AVAILABLE DATA start

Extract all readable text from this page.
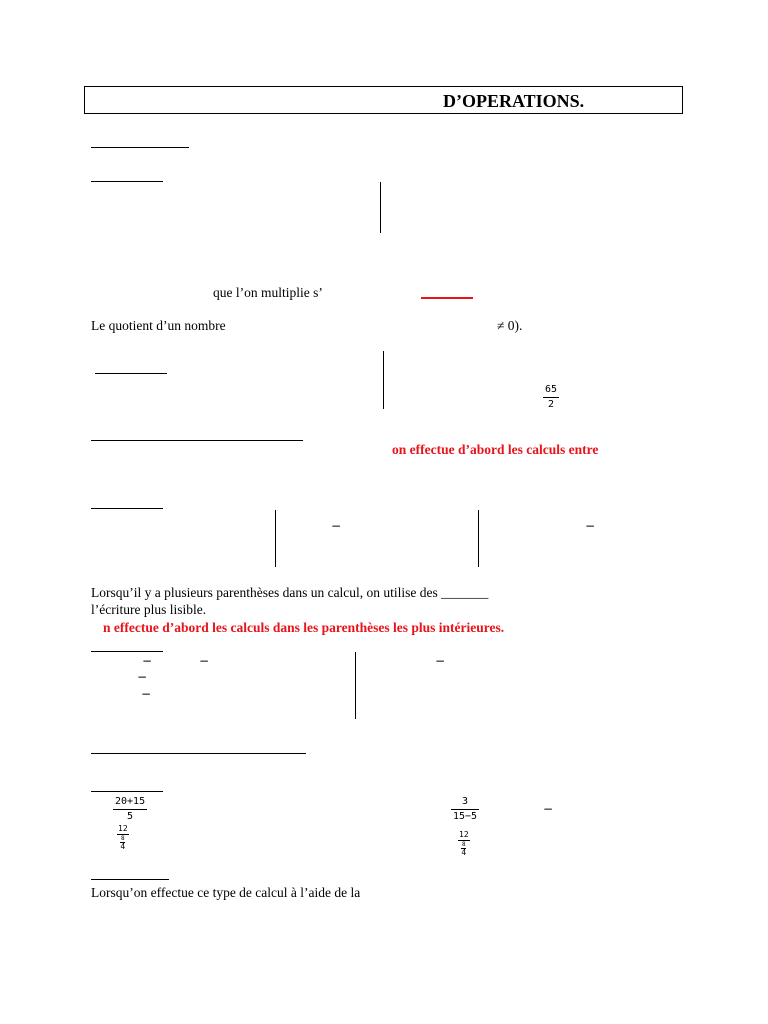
D’OPERATIONS.
que l’on multiplie s’
Le quotient d’un nombre	≠ 0).
65
2
on effectue d’abord les calculs entre
−	−
Lorsqu’il y a plusieurs parenthèses dans un calcul, on utilise des _______
l’écriture plus lisible.
n effectue d’abord les calculs dans les parenthèses les plus intérieures.
−	−
−
−
−
20+15
5
3
15−5
−
12
8
4
12
8
4
Lorsqu’on effectue ce type de calcul à l’aide de la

AVAILABLE DATA end

--- WRITTEN TASK ---
In this exercise, set down all of the data exactly, without the pictures.

--- OUTPUT BELOW ---
Extract all readable text from this page.
D’OPERATIONS.
que l’on multiplie s’
Le quotient d’un nombre	≠ 0).
65
2
on effectue d’abord les calculs entre
−	−
Lorsqu’il y a plusieurs parenthèses dans un calcul, on utilise des _______
l’écriture plus lisible.
n effectue d’abord les calculs dans les parenthèses les plus intérieures.
−	−
−
−
−
20+15
5
3
15−5
−
12
8
4
12
8
4
Lorsqu’on effectue ce type de calcul à l’aide de la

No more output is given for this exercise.